• _WHAT THE TASK REQUIRES_: Output each entry exactly; skip nothing.
— START OF PROVIDED INFORMATION —
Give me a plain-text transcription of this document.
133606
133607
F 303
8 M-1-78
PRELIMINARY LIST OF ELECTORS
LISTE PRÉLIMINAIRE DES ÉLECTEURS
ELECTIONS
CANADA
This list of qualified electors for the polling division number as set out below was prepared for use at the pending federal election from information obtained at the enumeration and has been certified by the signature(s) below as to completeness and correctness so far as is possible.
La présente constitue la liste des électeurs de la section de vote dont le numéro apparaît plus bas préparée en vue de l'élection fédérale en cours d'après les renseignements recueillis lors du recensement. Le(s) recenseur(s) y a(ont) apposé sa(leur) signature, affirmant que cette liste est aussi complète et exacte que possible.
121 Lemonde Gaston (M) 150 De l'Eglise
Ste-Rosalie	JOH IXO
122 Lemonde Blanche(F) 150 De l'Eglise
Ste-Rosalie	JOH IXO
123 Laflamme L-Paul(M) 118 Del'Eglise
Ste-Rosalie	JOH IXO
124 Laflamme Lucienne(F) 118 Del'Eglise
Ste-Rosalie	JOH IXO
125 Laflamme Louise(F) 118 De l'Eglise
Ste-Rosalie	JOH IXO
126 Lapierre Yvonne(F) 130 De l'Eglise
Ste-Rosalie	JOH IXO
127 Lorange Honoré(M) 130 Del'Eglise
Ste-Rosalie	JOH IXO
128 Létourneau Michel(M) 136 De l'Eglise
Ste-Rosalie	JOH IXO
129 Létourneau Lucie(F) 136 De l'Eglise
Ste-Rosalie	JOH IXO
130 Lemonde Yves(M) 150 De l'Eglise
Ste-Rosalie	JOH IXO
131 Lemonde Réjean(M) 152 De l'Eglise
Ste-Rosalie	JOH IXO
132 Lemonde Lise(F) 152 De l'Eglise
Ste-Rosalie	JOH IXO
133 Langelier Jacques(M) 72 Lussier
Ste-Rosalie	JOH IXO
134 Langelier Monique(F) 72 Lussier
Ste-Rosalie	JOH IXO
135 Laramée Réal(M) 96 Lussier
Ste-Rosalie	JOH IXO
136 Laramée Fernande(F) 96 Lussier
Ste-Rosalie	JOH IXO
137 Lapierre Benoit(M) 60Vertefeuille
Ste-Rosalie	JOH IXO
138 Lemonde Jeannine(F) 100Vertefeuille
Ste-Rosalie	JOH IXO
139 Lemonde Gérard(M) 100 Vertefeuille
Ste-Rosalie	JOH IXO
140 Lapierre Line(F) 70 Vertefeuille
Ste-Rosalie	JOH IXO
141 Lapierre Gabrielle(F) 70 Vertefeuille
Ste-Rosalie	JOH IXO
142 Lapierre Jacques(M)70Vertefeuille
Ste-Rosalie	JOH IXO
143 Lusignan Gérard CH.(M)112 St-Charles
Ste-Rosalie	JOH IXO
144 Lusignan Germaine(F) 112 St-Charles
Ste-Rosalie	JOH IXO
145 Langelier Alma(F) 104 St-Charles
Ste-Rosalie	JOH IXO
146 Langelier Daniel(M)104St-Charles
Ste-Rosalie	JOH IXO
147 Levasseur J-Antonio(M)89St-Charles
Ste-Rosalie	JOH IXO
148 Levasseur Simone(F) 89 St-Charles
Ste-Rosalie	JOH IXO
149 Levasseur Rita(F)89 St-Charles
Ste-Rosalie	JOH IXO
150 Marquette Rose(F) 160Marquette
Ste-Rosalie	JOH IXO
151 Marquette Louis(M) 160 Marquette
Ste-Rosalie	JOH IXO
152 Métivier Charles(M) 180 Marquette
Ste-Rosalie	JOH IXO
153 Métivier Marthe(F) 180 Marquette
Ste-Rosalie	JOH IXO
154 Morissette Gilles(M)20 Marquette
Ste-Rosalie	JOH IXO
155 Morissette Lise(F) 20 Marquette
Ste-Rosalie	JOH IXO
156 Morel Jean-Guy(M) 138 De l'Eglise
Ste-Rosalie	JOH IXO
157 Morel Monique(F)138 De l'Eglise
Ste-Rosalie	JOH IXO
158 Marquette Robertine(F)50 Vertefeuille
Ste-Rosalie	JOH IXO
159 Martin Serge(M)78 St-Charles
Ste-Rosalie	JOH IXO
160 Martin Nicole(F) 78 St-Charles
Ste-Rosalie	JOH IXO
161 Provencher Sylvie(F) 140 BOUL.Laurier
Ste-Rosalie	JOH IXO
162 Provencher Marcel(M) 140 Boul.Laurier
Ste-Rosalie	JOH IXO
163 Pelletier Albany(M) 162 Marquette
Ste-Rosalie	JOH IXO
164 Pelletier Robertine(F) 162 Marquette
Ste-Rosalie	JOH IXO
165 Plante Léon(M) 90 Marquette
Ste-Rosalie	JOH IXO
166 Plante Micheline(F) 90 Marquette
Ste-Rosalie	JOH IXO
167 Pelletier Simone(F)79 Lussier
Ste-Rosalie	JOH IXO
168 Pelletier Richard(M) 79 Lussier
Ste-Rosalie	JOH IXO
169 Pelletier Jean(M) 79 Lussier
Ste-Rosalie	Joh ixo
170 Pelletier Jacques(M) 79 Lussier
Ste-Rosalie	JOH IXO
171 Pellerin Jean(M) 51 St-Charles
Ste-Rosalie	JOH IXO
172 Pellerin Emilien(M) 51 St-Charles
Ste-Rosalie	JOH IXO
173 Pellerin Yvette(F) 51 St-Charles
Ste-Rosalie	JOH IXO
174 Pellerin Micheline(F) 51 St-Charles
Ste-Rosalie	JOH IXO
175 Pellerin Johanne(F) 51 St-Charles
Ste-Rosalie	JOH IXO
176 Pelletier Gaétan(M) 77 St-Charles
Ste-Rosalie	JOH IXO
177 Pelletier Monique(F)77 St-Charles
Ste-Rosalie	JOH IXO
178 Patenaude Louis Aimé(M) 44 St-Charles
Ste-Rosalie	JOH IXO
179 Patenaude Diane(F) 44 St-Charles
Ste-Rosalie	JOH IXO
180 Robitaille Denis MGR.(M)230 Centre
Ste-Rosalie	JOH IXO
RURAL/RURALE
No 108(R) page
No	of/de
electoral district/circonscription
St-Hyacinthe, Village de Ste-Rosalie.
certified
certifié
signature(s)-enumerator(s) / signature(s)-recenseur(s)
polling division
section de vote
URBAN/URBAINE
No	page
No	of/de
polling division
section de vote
— END OF PROVIDED INFORMATION —
• _EXERCISE RESPONSE_:
Give me a plain-text transcription of this document.
133606
133607
F 303
8 M-1-78
PRELIMINARY LIST OF ELECTORS
LISTE PRÉLIMINAIRE DES ÉLECTEURS
ELECTIONS
CANADA
This list of qualified electors for the polling division number as set out below was prepared for use at the pending federal election from information obtained at the enumeration and has been certified by the signature(s) below as to completeness and correctness so far as is possible.
La présente constitue la liste des électeurs de la section de vote dont le numéro apparaît plus bas préparée en vue de l'élection fédérale en cours d'après les renseignements recueillis lors du recensement. Le(s) recenseur(s) y a(ont) apposé sa(leur) signature, affirmant que cette liste est aussi complète et exacte que possible.
121 Lemonde Gaston (M) 150 De l'Eglise
Ste-Rosalie	JOH IXO
122 Lemonde Blanche(F) 150 De l'Eglise
Ste-Rosalie	JOH IXO
123 Laflamme L-Paul(M) 118 Del'Eglise
Ste-Rosalie	JOH IXO
124 Laflamme Lucienne(F) 118 Del'Eglise
Ste-Rosalie	JOH IXO
125 Laflamme Louise(F) 118 De l'Eglise
Ste-Rosalie	JOH IXO
126 Lapierre Yvonne(F) 130 De l'Eglise
Ste-Rosalie	JOH IXO
127 Lorange Honoré(M) 130 Del'Eglise
Ste-Rosalie	JOH IXO
128 Létourneau Michel(M) 136 De l'Eglise
Ste-Rosalie	JOH IXO
129 Létourneau Lucie(F) 136 De l'Eglise
Ste-Rosalie	JOH IXO
130 Lemonde Yves(M) 150 De l'Eglise
Ste-Rosalie	JOH IXO
131 Lemonde Réjean(M) 152 De l'Eglise
Ste-Rosalie	JOH IXO
132 Lemonde Lise(F) 152 De l'Eglise
Ste-Rosalie	JOH IXO
133 Langelier Jacques(M) 72 Lussier
Ste-Rosalie	JOH IXO
134 Langelier Monique(F) 72 Lussier
Ste-Rosalie	JOH IXO
135 Laramée Réal(M) 96 Lussier
Ste-Rosalie	JOH IXO
136 Laramée Fernande(F) 96 Lussier
Ste-Rosalie	JOH IXO
137 Lapierre Benoit(M) 60Vertefeuille
Ste-Rosalie	JOH IXO
138 Lemonde Jeannine(F) 100Vertefeuille
Ste-Rosalie	JOH IXO
139 Lemonde Gérard(M) 100 Vertefeuille
Ste-Rosalie	JOH IXO
140 Lapierre Line(F) 70 Vertefeuille
Ste-Rosalie	JOH IXO
141 Lapierre Gabrielle(F) 70 Vertefeuille
Ste-Rosalie	JOH IXO
142 Lapierre Jacques(M)70Vertefeuille
Ste-Rosalie	JOH IXO
143 Lusignan Gérard CH.(M)112 St-Charles
Ste-Rosalie	JOH IXO
144 Lusignan Germaine(F) 112 St-Charles
Ste-Rosalie	JOH IXO
145 Langelier Alma(F) 104 St-Charles
Ste-Rosalie	JOH IXO
146 Langelier Daniel(M)104St-Charles
Ste-Rosalie	JOH IXO
147 Levasseur J-Antonio(M)89St-Charles
Ste-Rosalie	JOH IXO
148 Levasseur Simone(F) 89 St-Charles
Ste-Rosalie	JOH IXO
149 Levasseur Rita(F)89 St-Charles
Ste-Rosalie	JOH IXO
150 Marquette Rose(F) 160Marquette
Ste-Rosalie	JOH IXO
151 Marquette Louis(M) 160 Marquette
Ste-Rosalie	JOH IXO
152 Métivier Charles(M) 180 Marquette
Ste-Rosalie	JOH IXO
153 Métivier Marthe(F) 180 Marquette
Ste-Rosalie	JOH IXO
154 Morissette Gilles(M)20 Marquette
Ste-Rosalie	JOH IXO
155 Morissette Lise(F) 20 Marquette
Ste-Rosalie	JOH IXO
156 Morel Jean-Guy(M) 138 De l'Eglise
Ste-Rosalie	JOH IXO
157 Morel Monique(F)138 De l'Eglise
Ste-Rosalie	JOH IXO
158 Marquette Robertine(F)50 Vertefeuille
Ste-Rosalie	JOH IXO
159 Martin Serge(M)78 St-Charles
Ste-Rosalie	JOH IXO
160 Martin Nicole(F) 78 St-Charles
Ste-Rosalie	JOH IXO
161 Provencher Sylvie(F) 140 BOUL.Laurier
Ste-Rosalie	JOH IXO
162 Provencher Marcel(M) 140 Boul.Laurier
Ste-Rosalie	JOH IXO
163 Pelletier Albany(M) 162 Marquette
Ste-Rosalie	JOH IXO
164 Pelletier Robertine(F) 162 Marquette
Ste-Rosalie	JOH IXO
165 Plante Léon(M) 90 Marquette
Ste-Rosalie	JOH IXO
166 Plante Micheline(F) 90 Marquette
Ste-Rosalie	JOH IXO
167 Pelletier Simone(F)79 Lussier
Ste-Rosalie	JOH IXO
168 Pelletier Richard(M) 79 Lussier
Ste-Rosalie	JOH IXO
169 Pelletier Jean(M) 79 Lussier
Ste-Rosalie	Joh ixo
170 Pelletier Jacques(M) 79 Lussier
Ste-Rosalie	JOH IXO
171 Pellerin Jean(M) 51 St-Charles
Ste-Rosalie	JOH IXO
172 Pellerin Emilien(M) 51 St-Charles
Ste-Rosalie	JOH IXO
173 Pellerin Yvette(F) 51 St-Charles
Ste-Rosalie	JOH IXO
174 Pellerin Micheline(F) 51 St-Charles
Ste-Rosalie	JOH IXO
175 Pellerin Johanne(F) 51 St-Charles
Ste-Rosalie	JOH IXO
176 Pelletier Gaétan(M) 77 St-Charles
Ste-Rosalie	JOH IXO
177 Pelletier Monique(F)77 St-Charles
Ste-Rosalie	JOH IXO
178 Patenaude Louis Aimé(M) 44 St-Charles
Ste-Rosalie	JOH IXO
179 Patenaude Diane(F) 44 St-Charles
Ste-Rosalie	JOH IXO
180 Robitaille Denis MGR.(M)230 Centre
Ste-Rosalie	JOH IXO
RURAL/RURALE
No 108(R) page
No	of/de
electoral district/circonscription
St-Hyacinthe, Village de Ste-Rosalie.
certified
certifié
signature(s)-enumerator(s) / signature(s)-recenseur(s)
polling division
section de vote
URBAN/URBAINE
No	page
No	of/de
polling division
section de vote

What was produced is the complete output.